(Figure collection entries)
'''

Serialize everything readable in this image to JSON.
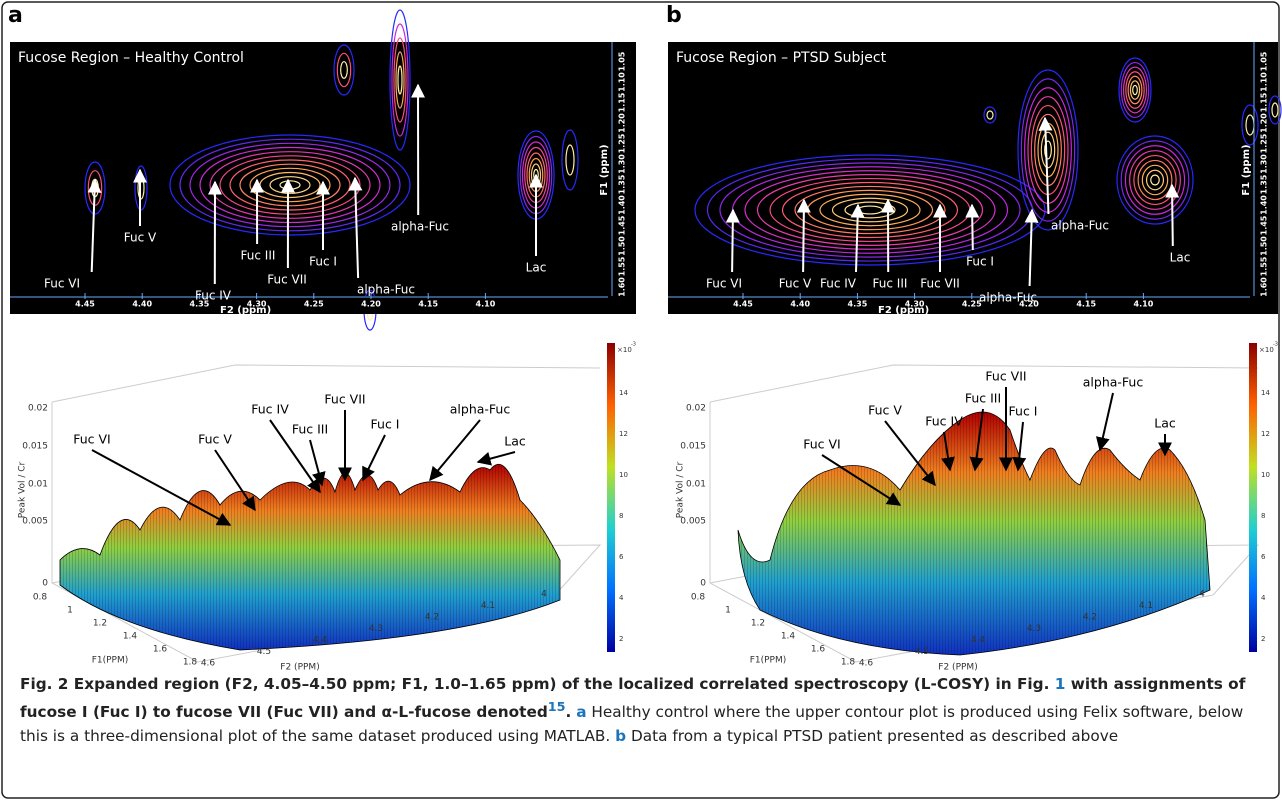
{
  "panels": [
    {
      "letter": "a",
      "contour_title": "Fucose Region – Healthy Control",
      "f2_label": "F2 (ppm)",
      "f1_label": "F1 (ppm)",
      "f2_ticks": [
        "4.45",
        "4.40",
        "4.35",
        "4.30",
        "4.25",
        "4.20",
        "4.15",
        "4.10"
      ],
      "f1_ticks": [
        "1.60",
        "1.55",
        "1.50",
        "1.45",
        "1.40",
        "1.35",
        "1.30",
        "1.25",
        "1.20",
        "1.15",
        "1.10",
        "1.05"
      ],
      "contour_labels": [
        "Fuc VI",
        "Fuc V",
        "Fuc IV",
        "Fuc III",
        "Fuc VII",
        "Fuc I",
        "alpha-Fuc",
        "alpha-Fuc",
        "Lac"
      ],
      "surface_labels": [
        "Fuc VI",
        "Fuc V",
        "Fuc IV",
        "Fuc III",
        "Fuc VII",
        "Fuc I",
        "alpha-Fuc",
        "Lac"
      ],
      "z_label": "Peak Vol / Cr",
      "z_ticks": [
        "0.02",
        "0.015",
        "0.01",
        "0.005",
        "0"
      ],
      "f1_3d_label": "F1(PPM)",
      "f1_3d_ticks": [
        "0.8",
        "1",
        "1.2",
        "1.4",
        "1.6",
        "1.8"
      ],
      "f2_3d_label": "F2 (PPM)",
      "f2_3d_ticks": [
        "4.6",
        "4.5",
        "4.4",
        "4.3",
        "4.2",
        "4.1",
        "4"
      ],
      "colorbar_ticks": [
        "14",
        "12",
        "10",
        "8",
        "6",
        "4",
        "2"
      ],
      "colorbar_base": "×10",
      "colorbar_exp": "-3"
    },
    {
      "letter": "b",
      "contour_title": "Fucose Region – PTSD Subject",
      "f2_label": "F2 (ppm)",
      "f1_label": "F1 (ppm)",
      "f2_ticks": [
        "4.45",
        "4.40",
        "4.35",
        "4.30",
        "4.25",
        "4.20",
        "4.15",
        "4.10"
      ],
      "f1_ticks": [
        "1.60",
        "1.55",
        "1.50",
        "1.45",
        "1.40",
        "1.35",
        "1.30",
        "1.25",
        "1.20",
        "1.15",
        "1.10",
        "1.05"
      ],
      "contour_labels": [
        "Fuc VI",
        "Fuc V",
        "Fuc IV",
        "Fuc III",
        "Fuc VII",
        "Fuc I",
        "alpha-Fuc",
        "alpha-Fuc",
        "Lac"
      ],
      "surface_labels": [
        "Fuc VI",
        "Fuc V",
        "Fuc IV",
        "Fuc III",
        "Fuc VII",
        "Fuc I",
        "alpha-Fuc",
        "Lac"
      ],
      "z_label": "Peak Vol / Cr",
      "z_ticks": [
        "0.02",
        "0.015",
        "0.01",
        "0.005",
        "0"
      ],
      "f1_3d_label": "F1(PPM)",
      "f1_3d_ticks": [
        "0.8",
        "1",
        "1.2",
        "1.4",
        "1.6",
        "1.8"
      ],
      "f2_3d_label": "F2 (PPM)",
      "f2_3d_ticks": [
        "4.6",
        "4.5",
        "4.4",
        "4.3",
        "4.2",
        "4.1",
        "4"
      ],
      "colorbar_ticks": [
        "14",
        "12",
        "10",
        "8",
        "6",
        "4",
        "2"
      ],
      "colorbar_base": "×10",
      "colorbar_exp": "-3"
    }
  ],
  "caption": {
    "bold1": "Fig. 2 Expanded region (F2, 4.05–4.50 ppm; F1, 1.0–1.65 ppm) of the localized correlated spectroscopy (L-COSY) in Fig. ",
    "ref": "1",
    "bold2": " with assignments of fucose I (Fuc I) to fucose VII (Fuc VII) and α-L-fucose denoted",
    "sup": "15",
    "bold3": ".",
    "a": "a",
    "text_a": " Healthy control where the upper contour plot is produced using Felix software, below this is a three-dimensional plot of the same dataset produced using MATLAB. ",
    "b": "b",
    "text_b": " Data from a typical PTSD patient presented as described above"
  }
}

'''

→ GIVEN INSTRUCTION: Copy all lines in the listing above where the string "Healthy" appears.

→ ANSWER TO THE TASK:
      "contour_title": "Fucose Region – Healthy Control",
    "text_a": " Healthy control where the upper contour plot is produced using Felix software, below this is a three-dimensional plot of the same dataset produced using MATLAB. ",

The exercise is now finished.